Stored data entries:
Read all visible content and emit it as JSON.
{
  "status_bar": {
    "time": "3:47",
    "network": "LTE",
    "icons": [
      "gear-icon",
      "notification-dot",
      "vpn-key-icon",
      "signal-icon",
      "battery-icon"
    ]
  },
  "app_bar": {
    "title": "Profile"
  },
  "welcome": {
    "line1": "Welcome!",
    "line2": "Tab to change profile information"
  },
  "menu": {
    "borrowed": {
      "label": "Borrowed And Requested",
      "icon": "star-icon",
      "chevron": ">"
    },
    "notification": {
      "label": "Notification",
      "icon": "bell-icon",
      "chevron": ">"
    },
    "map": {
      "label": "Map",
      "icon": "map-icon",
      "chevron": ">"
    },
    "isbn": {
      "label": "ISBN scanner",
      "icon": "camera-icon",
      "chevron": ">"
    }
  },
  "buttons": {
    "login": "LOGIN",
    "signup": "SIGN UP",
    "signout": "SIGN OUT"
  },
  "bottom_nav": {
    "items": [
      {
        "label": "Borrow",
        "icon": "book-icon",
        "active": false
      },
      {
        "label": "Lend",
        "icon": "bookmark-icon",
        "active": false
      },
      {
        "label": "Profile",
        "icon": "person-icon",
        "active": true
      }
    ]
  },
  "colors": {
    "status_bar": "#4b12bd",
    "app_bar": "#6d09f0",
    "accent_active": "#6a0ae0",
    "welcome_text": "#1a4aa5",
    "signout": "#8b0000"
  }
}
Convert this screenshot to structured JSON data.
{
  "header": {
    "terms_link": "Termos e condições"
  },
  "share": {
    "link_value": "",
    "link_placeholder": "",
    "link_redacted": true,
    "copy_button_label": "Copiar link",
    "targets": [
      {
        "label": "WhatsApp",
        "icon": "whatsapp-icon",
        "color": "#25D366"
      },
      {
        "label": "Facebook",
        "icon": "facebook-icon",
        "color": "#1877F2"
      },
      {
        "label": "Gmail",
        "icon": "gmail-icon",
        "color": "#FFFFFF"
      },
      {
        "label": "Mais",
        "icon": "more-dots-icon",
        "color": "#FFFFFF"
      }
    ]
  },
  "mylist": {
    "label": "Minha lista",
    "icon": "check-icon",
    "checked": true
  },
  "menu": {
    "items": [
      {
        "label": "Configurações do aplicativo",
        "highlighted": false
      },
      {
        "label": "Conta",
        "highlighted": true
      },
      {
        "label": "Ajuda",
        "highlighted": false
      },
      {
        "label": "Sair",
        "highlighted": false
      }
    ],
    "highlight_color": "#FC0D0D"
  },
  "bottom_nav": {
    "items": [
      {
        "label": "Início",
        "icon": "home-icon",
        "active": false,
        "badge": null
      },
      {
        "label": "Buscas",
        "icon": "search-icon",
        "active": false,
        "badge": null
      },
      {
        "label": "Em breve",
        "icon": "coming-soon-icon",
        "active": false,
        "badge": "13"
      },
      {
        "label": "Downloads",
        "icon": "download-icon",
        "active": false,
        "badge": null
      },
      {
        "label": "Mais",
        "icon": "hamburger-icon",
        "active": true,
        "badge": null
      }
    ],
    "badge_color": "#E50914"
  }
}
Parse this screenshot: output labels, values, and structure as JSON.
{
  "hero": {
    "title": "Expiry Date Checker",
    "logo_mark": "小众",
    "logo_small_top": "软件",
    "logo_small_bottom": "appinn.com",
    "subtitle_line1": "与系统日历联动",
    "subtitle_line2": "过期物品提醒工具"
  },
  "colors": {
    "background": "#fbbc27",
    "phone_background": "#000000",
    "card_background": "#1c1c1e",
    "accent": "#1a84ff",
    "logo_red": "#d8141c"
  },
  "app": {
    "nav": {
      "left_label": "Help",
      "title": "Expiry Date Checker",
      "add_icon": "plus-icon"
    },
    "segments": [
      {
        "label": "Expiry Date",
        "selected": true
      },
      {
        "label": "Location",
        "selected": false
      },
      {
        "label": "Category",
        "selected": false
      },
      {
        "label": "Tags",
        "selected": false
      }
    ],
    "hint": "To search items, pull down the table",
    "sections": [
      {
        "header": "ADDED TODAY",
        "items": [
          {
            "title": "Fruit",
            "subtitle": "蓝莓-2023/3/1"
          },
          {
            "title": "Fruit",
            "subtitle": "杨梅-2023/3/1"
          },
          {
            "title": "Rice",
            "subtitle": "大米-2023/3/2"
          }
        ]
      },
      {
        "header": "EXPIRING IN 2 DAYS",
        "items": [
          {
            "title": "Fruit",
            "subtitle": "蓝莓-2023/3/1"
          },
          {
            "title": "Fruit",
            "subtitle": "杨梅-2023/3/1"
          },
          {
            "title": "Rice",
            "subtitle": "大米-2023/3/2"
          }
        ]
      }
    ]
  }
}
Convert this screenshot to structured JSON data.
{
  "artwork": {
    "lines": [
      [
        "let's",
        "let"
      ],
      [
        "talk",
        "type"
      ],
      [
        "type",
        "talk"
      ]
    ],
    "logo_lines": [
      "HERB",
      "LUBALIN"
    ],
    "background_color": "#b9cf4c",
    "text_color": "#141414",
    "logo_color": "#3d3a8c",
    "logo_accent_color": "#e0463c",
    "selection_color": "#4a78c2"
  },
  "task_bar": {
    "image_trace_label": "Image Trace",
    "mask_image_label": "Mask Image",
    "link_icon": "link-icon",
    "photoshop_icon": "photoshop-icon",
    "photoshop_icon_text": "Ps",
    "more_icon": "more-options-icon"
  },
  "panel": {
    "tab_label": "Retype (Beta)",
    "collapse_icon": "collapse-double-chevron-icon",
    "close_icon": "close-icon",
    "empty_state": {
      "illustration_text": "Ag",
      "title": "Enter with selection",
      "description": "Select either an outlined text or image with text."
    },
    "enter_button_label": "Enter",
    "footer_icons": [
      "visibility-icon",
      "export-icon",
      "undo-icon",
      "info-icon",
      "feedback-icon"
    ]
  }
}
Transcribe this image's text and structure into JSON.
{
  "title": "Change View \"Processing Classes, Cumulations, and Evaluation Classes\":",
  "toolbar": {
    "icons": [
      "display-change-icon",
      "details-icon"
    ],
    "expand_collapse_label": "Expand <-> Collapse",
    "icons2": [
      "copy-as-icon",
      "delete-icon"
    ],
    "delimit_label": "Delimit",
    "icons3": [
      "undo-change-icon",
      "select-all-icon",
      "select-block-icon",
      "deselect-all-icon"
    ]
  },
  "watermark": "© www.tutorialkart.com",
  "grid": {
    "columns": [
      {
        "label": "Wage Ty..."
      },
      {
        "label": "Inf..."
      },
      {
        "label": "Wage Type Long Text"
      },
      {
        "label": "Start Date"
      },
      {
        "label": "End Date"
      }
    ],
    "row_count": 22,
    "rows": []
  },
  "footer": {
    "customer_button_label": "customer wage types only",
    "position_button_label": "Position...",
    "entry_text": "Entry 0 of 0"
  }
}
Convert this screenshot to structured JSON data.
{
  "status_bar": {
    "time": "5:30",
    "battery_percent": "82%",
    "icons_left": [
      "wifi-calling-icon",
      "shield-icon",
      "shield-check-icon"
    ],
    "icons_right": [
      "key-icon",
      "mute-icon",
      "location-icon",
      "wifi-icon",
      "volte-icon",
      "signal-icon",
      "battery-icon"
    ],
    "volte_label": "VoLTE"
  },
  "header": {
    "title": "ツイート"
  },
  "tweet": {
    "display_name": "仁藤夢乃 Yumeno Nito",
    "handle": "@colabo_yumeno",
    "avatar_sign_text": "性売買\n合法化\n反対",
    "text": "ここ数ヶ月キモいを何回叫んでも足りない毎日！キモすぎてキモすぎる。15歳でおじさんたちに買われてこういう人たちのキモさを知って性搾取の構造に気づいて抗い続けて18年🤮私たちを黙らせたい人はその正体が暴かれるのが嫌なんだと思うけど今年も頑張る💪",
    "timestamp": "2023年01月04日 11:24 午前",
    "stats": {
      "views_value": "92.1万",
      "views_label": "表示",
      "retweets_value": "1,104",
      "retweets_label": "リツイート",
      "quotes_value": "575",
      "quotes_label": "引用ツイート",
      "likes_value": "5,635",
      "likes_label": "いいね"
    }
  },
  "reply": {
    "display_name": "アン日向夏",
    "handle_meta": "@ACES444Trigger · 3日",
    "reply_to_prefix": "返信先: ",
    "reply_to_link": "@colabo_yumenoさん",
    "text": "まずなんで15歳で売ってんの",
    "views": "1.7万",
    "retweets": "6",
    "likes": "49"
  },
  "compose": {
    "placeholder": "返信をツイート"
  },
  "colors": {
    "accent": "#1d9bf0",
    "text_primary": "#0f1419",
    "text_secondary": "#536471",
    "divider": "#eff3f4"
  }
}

▶ [Problem requirements]
Using the listing above, say how many of its lines contain the string "Checker", giving nothing but the figure.

▶ [Final answer]
2